══ Record extracts

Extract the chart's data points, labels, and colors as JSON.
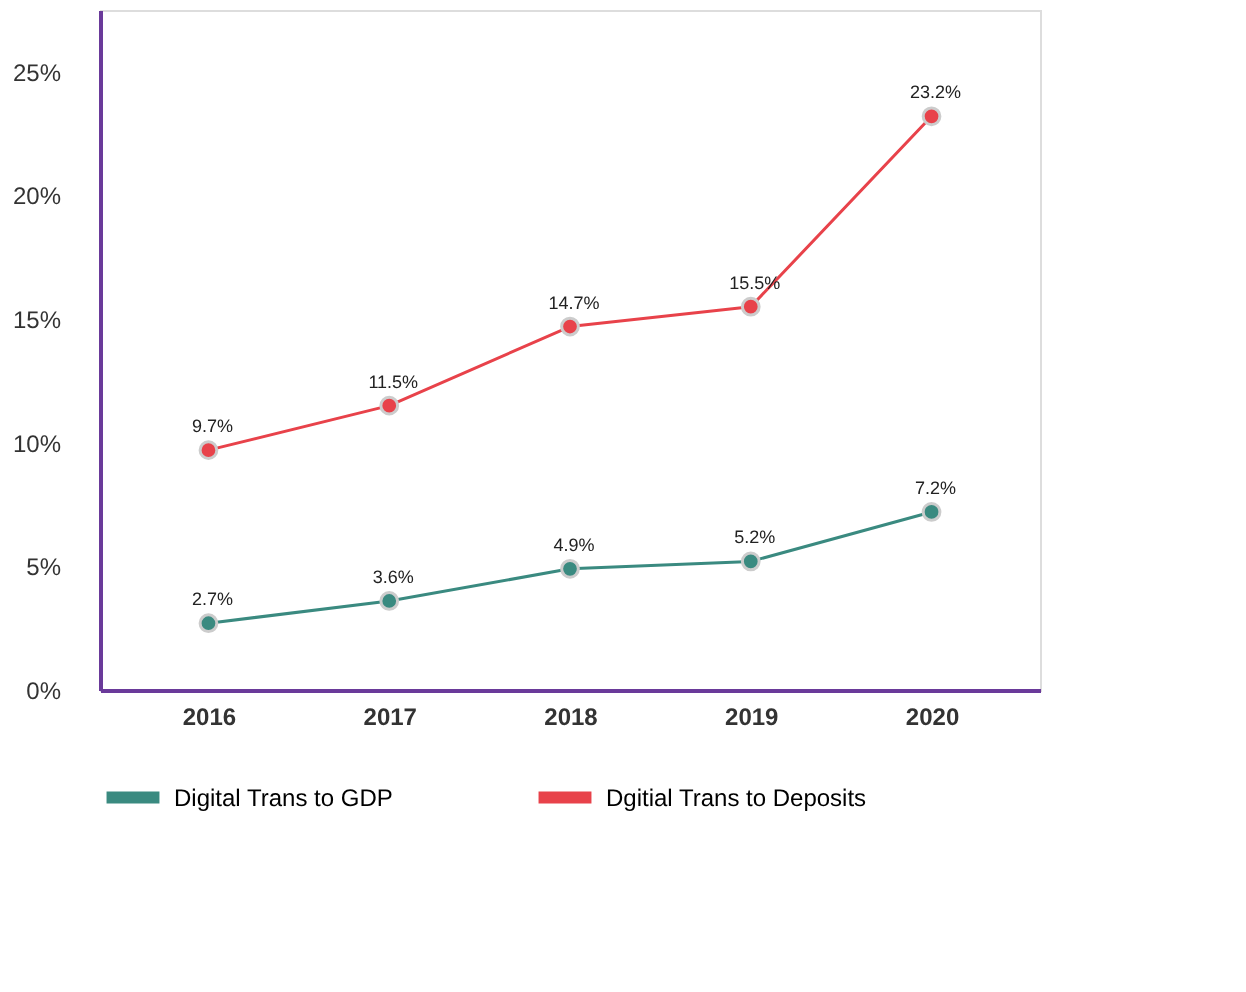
{
  "chart_data": {
    "type": "line",
    "categories": [
      "2016",
      "2017",
      "2018",
      "2019",
      "2020"
    ],
    "series": [
      {
        "name": "Digital Trans to GDP",
        "color": "#3a8a80",
        "values": [
          2.7,
          3.6,
          4.9,
          5.2,
          7.2
        ],
        "value_labels": [
          "2.7%",
          "3.6%",
          "4.9%",
          "5.2%",
          "7.2%"
        ]
      },
      {
        "name": "Dgitial Trans to Deposits",
        "color": "#e8424a",
        "values": [
          9.7,
          11.5,
          14.7,
          15.5,
          23.2
        ],
        "value_labels": [
          "9.7%",
          "11.5%",
          "14.7%",
          "15.5%",
          "23.2%"
        ]
      }
    ],
    "ylim": [
      0,
      27.5
    ],
    "yticks": [
      {
        "value": 0,
        "label": "0%"
      },
      {
        "value": 5,
        "label": "5%"
      },
      {
        "value": 10,
        "label": "10%"
      },
      {
        "value": 15,
        "label": "15%"
      },
      {
        "value": 20,
        "label": "20%"
      },
      {
        "value": 25,
        "label": "25%"
      }
    ],
    "marker": "circle",
    "line_style": "solid",
    "grid": false,
    "legend": "bottom"
  }
}
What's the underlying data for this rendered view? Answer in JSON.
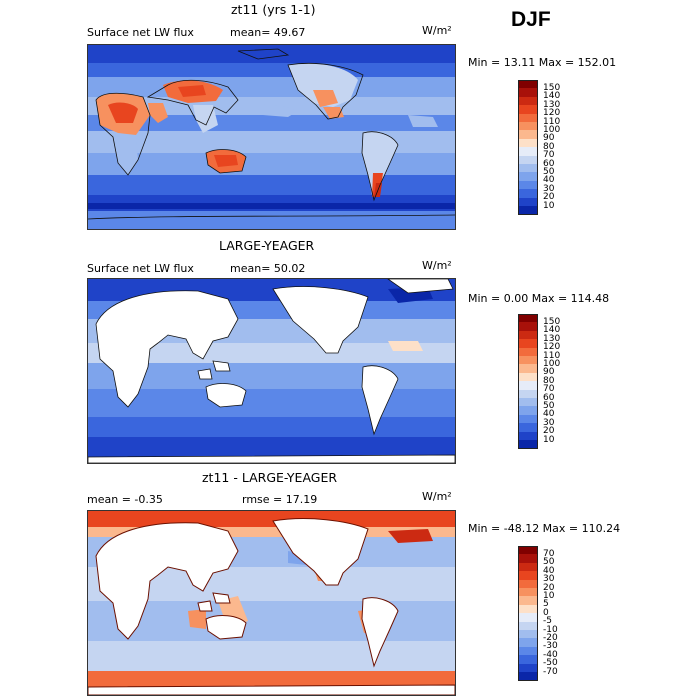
{
  "header": {
    "season": "DJF"
  },
  "panels": [
    {
      "id": "p1",
      "title": "zt11 (yrs 1-1)",
      "left_label": "Surface net LW flux",
      "mid_label": "mean=  49.67",
      "units": "W/m²",
      "minmax": "Min =   13.11 Max = 152.01",
      "colorbar_labels": [
        "150",
        "140",
        "130",
        "120",
        "110",
        "100",
        "90",
        "80",
        "70",
        "60",
        "50",
        "40",
        "30",
        "20",
        "10"
      ],
      "colorbar_colors": [
        "#800000",
        "#a8110a",
        "#cc2a12",
        "#e8451f",
        "#f26b3c",
        "#f7915f",
        "#fbb88e",
        "#fde0c8",
        "#e6ecf8",
        "#c5d5f1",
        "#a1bdee",
        "#7ea4ec",
        "#5b87e8",
        "#3a66dd",
        "#1f43c8",
        "#0a26a8"
      ],
      "land_white": false
    },
    {
      "id": "p2",
      "title": "LARGE-YEAGER",
      "left_label": "Surface net LW flux",
      "mid_label": "mean=  50.02",
      "units": "W/m²",
      "minmax": "Min =    0.00 Max = 114.48",
      "colorbar_labels": [
        "150",
        "140",
        "130",
        "120",
        "110",
        "100",
        "90",
        "80",
        "70",
        "60",
        "50",
        "40",
        "30",
        "20",
        "10"
      ],
      "colorbar_colors": [
        "#800000",
        "#a8110a",
        "#cc2a12",
        "#e8451f",
        "#f26b3c",
        "#f7915f",
        "#fbb88e",
        "#fde0c8",
        "#e6ecf8",
        "#c5d5f1",
        "#a1bdee",
        "#7ea4ec",
        "#5b87e8",
        "#3a66dd",
        "#1f43c8",
        "#0a26a8"
      ],
      "land_white": true
    },
    {
      "id": "p3",
      "title": "zt11 - LARGE-YEAGER",
      "left_label": "mean =   -0.35",
      "mid_label": "rmse =  17.19",
      "units": "W/m²",
      "minmax": "Min = -48.12 Max = 110.24",
      "colorbar_labels": [
        "70",
        "50",
        "40",
        "30",
        "20",
        "10",
        "5",
        "0",
        "-5",
        "-10",
        "-20",
        "-30",
        "-40",
        "-50",
        "-70"
      ],
      "colorbar_colors": [
        "#800000",
        "#a8110a",
        "#cc2a12",
        "#e8451f",
        "#f26b3c",
        "#f7915f",
        "#fbb88e",
        "#fde0c8",
        "#e6ecf8",
        "#c5d5f1",
        "#a1bdee",
        "#7ea4ec",
        "#5b87e8",
        "#3a66dd",
        "#1f43c8",
        "#0a26a8"
      ],
      "land_white": true
    }
  ]
}
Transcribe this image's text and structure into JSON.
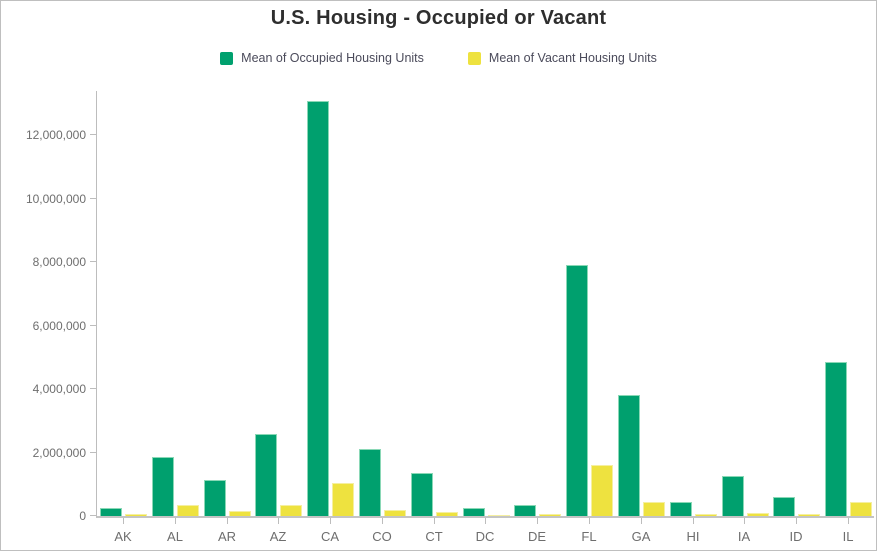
{
  "chart_data": {
    "type": "bar",
    "title": "U.S. Housing - Occupied or Vacant",
    "categories": [
      "AK",
      "AL",
      "AR",
      "AZ",
      "CA",
      "CO",
      "CT",
      "DC",
      "DE",
      "FL",
      "GA",
      "HI",
      "IA",
      "ID",
      "IL"
    ],
    "series": [
      {
        "name": "Mean of Occupied Housing Units",
        "color": "#00a06e",
        "values": [
          250000,
          1850000,
          1150000,
          2600000,
          13100000,
          2100000,
          1350000,
          250000,
          350000,
          7900000,
          3800000,
          430000,
          1250000,
          600000,
          4850000
        ]
      },
      {
        "name": "Mean of Vacant Housing Units",
        "color": "#eee23f",
        "values": [
          50000,
          350000,
          150000,
          350000,
          1050000,
          180000,
          120000,
          30000,
          50000,
          1600000,
          450000,
          60000,
          100000,
          60000,
          450000
        ]
      }
    ],
    "xlabel": "",
    "ylabel": "",
    "ylim": [
      0,
      13400000
    ],
    "yticks": [
      0,
      2000000,
      4000000,
      6000000,
      8000000,
      10000000,
      12000000
    ],
    "ytick_labels": [
      "0",
      "2,000,000",
      "4,000,000",
      "6,000,000",
      "8,000,000",
      "10,000,000",
      "12,000,000"
    ],
    "grid": false,
    "legend_position": "top"
  },
  "colors": {
    "occupied": "#00a06e",
    "occupied_edge": "#8ad8b6",
    "vacant": "#eee23f",
    "vacant_edge": "#f5efa0",
    "axis": "#bdbdbd",
    "tick_text": "#6e6e6e",
    "title_text": "#2e2e2e",
    "legend_text": "#4b4b5b",
    "frame_border": "#bfbfbf"
  }
}
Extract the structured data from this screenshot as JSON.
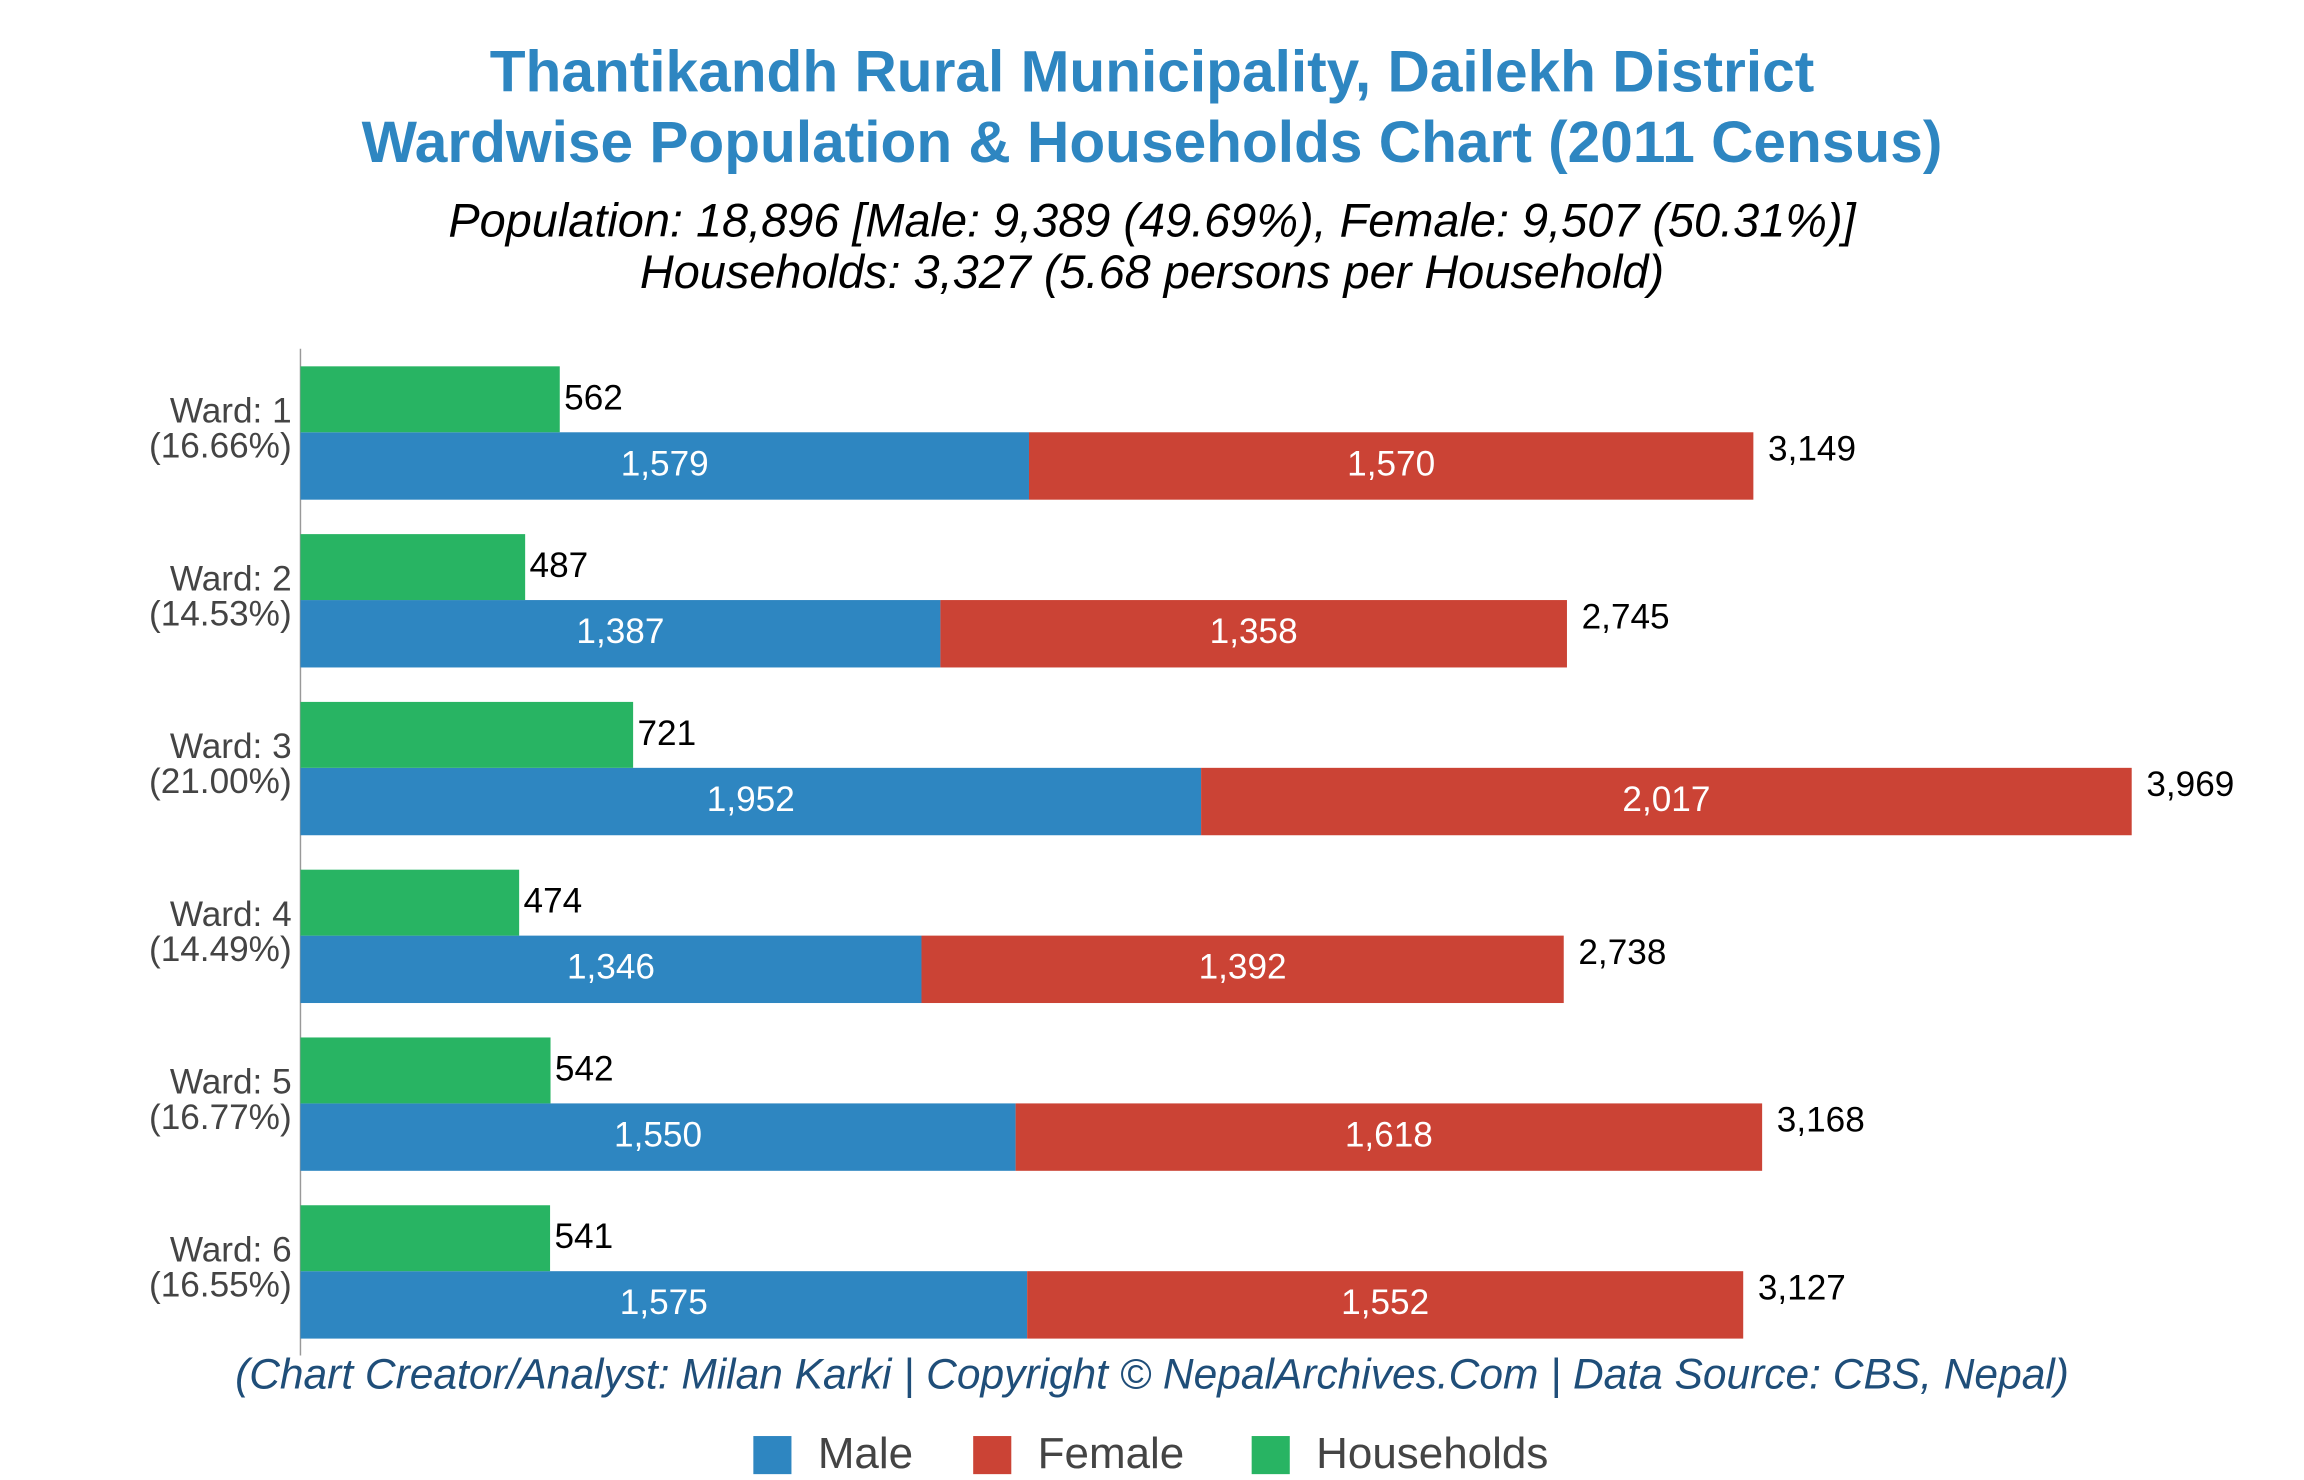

════

Check each line of the entries above for the word "name". List the ones that have it.

**Completed exercise**:
        "name": "Digital Trans to GDP",
        "name": "Dgitial Trans to Deposits",
        "name": "Mean of Occupied Housing Units",
        "name": "Mean of Vacant Housing Units",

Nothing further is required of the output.